(Dataset records)
* * * *

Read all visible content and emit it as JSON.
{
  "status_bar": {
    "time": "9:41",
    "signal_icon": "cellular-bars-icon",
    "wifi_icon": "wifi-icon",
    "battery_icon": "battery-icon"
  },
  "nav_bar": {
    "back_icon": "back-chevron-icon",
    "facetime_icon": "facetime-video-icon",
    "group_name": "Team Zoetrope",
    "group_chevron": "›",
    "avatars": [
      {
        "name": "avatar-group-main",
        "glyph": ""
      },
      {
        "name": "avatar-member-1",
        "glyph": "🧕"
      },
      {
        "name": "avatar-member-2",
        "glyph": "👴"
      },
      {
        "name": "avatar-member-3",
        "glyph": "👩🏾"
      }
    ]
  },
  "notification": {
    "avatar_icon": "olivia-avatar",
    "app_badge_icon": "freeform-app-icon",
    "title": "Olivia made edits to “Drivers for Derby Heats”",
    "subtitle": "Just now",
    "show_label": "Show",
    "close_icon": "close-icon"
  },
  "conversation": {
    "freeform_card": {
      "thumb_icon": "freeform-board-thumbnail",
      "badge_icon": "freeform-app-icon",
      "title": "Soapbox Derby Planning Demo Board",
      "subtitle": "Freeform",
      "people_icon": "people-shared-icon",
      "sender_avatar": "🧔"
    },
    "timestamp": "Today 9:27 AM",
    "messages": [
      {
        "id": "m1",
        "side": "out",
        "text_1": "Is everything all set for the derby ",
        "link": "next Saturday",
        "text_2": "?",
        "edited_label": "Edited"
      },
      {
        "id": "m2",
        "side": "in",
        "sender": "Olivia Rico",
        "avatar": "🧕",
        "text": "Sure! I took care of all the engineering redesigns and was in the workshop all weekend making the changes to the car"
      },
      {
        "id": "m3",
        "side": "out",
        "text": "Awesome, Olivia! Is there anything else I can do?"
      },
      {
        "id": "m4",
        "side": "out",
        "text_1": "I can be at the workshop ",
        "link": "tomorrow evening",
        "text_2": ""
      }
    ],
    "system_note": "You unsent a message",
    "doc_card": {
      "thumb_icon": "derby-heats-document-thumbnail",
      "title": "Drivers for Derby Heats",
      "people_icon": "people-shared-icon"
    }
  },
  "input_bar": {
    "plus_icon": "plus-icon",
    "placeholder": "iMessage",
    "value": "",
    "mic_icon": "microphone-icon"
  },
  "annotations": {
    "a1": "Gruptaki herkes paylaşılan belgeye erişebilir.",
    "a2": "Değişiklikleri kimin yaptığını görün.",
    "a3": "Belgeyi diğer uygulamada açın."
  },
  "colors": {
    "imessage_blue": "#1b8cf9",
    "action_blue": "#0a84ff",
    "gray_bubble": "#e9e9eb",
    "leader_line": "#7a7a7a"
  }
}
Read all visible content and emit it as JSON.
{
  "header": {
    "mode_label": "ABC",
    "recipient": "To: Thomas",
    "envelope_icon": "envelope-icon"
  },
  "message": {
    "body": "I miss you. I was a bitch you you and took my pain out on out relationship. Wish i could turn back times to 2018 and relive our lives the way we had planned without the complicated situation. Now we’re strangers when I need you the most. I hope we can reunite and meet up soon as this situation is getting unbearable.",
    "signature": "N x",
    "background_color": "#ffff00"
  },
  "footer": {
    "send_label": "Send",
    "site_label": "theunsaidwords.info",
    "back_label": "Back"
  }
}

* * * *

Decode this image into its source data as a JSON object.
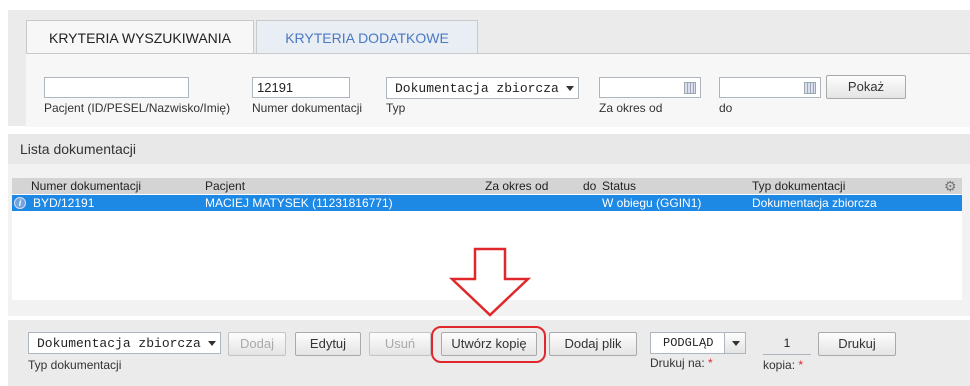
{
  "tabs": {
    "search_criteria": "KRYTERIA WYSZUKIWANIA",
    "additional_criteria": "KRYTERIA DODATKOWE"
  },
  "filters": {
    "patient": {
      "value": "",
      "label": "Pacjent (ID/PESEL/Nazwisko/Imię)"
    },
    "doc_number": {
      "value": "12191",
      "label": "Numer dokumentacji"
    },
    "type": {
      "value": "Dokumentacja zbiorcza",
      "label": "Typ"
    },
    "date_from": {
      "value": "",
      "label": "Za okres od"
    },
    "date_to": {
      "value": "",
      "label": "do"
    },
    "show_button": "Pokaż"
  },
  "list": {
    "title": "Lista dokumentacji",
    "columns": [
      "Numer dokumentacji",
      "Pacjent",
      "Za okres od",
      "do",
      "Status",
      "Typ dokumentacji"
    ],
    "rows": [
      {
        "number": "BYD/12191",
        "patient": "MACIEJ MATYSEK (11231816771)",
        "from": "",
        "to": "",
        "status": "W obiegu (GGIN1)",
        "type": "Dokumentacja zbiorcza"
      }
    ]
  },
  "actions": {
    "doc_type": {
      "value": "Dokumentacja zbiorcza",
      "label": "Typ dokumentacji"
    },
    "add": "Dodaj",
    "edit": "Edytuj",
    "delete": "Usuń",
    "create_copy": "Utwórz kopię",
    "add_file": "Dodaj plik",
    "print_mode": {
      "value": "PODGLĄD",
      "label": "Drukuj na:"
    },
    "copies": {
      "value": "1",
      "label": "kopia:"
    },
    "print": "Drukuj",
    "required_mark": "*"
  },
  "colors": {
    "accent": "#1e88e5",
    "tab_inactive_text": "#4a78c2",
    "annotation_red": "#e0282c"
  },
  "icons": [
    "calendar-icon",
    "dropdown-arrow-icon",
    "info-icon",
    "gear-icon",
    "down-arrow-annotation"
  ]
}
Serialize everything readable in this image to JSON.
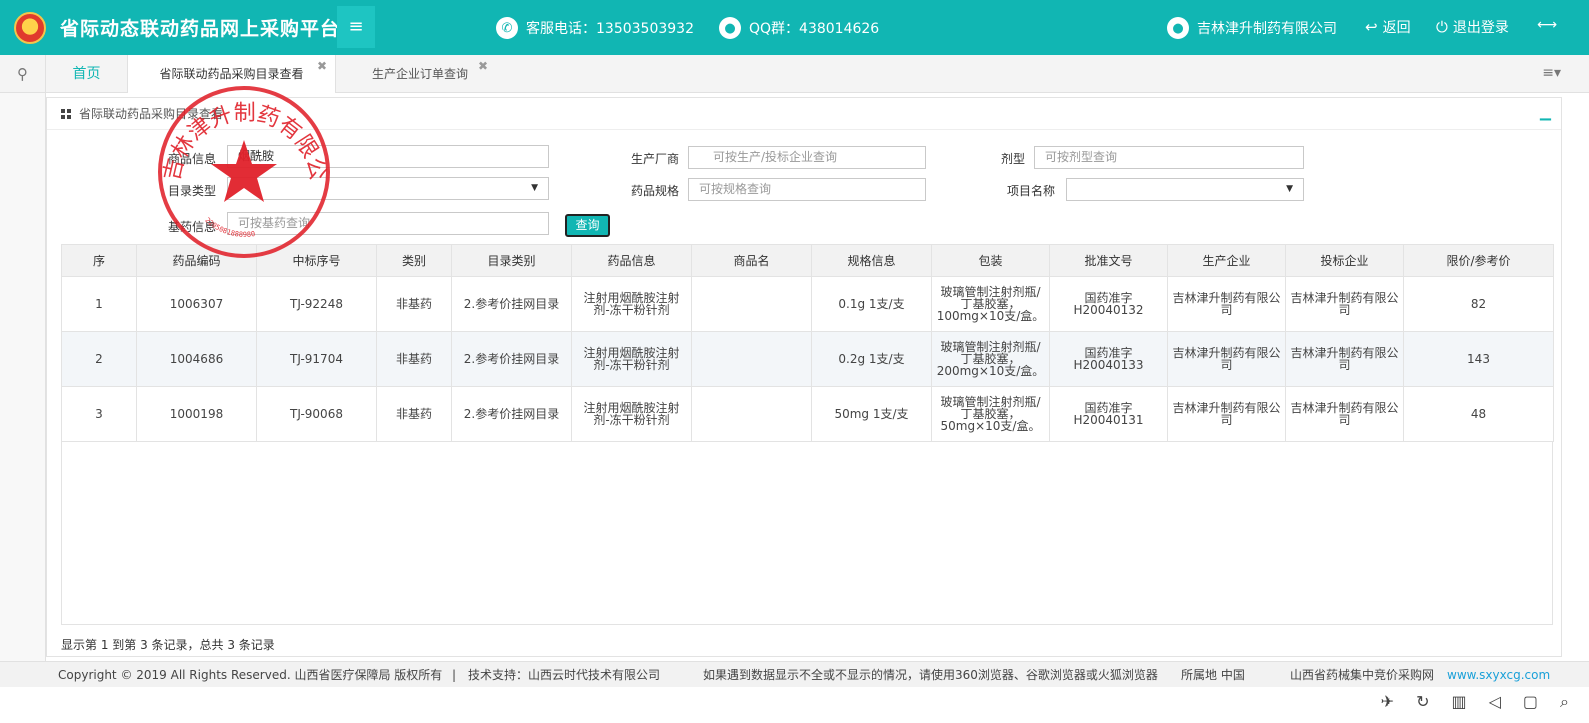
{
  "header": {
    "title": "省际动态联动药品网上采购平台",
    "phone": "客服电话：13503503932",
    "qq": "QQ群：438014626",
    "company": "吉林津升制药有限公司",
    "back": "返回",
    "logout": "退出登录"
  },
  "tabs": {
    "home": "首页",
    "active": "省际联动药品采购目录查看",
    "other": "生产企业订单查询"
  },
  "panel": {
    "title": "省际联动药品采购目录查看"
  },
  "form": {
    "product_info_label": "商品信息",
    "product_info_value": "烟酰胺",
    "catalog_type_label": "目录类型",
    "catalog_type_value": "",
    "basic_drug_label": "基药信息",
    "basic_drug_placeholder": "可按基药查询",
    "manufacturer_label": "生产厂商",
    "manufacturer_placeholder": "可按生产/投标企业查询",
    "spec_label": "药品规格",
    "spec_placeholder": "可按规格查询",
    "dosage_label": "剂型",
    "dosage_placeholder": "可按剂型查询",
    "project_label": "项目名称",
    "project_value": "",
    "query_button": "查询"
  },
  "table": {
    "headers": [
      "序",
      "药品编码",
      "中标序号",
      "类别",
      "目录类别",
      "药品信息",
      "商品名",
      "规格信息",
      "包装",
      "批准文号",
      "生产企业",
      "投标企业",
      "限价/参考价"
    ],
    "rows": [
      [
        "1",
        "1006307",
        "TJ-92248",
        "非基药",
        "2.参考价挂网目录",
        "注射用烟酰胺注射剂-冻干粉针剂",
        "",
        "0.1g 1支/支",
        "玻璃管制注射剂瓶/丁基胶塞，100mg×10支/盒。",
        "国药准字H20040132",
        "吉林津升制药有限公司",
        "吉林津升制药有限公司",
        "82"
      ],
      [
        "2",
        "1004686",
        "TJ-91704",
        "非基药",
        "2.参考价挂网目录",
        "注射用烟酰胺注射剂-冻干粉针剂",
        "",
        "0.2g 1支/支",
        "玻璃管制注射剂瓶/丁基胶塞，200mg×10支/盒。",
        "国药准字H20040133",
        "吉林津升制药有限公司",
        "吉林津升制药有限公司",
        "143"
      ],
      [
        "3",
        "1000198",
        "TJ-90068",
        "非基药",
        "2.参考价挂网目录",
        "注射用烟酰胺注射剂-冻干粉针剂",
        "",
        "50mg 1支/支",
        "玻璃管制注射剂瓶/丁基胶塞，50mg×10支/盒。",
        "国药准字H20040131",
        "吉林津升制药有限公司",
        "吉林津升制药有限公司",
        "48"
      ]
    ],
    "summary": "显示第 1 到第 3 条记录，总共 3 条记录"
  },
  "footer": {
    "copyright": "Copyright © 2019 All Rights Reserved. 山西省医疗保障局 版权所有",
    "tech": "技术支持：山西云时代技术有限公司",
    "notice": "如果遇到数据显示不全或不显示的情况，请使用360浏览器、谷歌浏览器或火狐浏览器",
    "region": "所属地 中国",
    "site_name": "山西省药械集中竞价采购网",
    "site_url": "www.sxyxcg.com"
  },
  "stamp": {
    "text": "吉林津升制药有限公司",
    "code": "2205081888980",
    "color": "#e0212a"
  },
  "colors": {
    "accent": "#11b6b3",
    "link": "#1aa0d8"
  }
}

* * * *

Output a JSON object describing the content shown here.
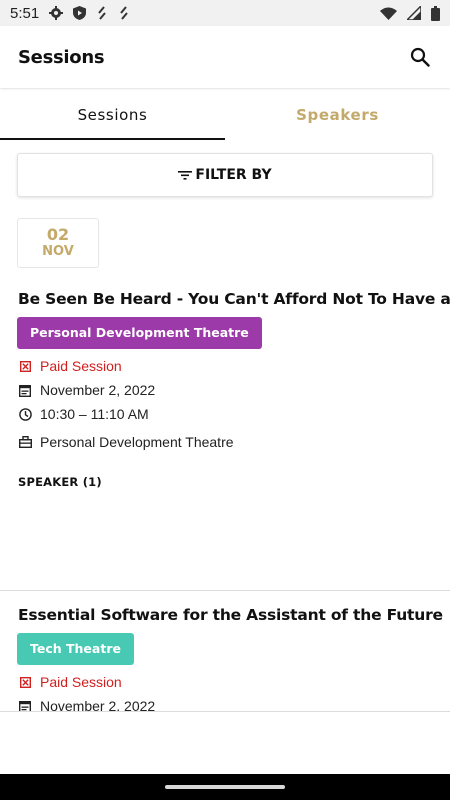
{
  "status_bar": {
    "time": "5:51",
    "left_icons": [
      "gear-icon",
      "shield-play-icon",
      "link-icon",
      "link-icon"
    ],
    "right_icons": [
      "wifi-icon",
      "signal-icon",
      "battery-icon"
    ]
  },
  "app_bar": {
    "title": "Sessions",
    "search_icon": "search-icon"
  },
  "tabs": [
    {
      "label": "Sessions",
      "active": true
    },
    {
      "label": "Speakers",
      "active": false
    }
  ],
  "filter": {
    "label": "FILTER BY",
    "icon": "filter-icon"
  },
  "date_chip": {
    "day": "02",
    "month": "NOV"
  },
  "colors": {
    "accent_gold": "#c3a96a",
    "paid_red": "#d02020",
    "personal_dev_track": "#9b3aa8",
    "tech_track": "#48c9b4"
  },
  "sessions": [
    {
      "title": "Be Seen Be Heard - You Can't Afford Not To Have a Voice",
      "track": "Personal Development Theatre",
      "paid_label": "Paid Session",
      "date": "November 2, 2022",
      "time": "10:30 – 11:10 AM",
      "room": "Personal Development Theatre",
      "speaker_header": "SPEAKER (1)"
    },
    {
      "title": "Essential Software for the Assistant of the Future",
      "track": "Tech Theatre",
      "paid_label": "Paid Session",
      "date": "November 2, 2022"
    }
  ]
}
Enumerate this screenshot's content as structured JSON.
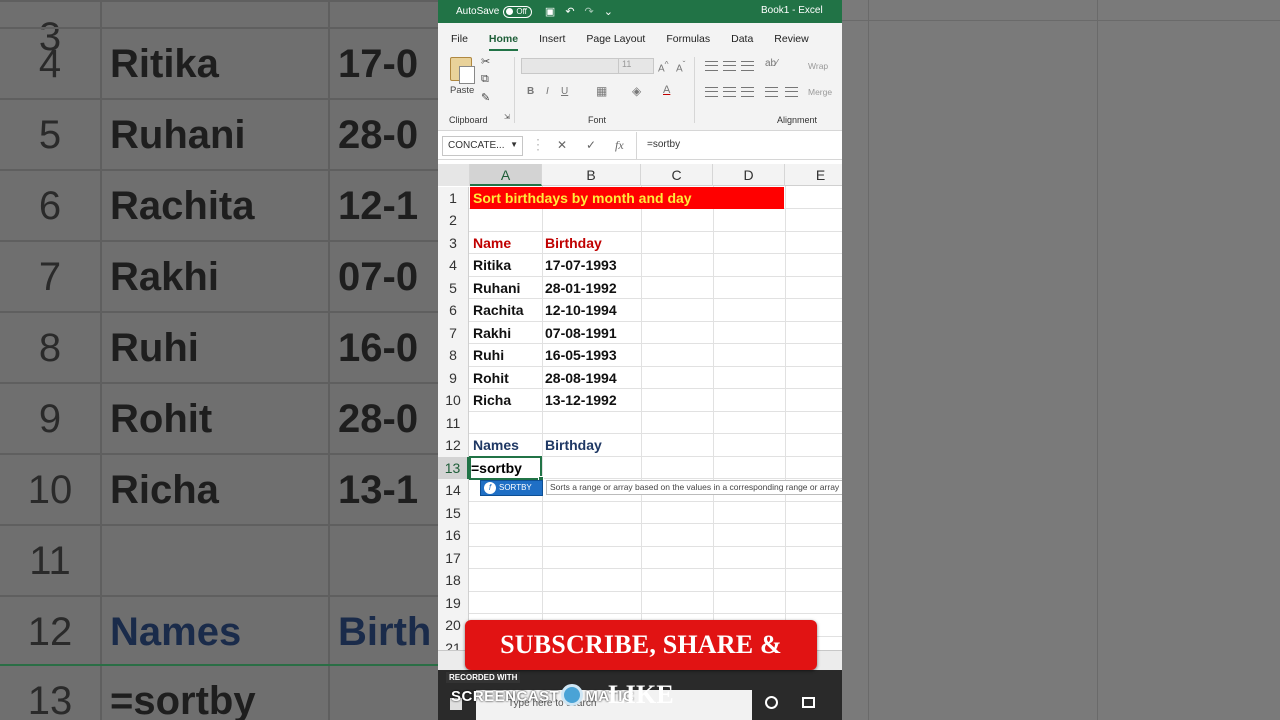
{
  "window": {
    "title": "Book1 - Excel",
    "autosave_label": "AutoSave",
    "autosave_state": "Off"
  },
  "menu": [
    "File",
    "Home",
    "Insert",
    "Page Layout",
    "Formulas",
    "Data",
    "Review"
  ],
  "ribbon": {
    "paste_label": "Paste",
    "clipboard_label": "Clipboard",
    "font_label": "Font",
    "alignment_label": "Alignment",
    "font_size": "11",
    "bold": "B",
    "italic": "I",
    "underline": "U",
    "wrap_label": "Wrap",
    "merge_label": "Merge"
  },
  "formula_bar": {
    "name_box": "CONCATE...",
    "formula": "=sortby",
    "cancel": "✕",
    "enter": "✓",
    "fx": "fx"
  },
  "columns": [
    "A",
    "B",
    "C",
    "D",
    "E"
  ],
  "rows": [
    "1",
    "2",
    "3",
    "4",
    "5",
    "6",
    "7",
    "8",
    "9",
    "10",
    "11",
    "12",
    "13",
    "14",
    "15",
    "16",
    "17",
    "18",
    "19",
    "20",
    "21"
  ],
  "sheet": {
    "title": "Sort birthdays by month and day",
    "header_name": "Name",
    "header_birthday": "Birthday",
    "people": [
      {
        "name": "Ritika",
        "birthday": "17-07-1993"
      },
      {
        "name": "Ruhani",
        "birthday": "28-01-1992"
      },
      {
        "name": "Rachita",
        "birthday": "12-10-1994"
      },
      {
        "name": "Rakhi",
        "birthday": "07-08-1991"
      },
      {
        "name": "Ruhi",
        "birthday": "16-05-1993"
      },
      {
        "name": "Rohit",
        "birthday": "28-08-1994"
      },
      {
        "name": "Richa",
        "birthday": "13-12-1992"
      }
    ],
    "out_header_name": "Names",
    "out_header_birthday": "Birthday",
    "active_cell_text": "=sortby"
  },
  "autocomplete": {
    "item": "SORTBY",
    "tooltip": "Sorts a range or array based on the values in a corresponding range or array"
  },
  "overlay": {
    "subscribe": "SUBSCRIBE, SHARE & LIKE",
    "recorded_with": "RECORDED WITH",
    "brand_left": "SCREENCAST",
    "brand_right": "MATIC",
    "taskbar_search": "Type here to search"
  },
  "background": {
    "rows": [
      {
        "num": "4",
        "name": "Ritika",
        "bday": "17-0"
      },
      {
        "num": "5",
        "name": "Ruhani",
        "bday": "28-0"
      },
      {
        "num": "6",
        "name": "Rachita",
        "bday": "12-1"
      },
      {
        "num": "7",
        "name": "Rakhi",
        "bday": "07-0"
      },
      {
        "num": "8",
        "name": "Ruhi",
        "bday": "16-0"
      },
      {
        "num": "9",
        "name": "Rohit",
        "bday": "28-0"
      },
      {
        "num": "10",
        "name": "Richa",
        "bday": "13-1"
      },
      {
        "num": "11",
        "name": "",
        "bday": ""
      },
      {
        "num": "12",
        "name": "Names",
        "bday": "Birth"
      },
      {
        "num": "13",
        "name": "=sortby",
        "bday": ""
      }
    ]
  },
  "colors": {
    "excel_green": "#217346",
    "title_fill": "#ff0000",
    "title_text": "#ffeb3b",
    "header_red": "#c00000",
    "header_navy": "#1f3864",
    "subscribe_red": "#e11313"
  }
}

* * * *

> [AIM OF THE TASK]: Find each line holding the word "this" and copy it.

> [RESPONSE TO THE TASK]:
    "body": "I miss you. I was a bitch you you and took my pain out on out relationship. Wish i could turn back times to 2018 and relive our lives the way we had planned without the complicated situation. Now we’re strangers when I need you the most. I hope we can reunite and meet up soon as this situation is getting unbearable.",
Decode this image into its source data as a JSON object.
Serialize everything readable in this image to JSON.
Enumerate this screenshot's content as structured JSON.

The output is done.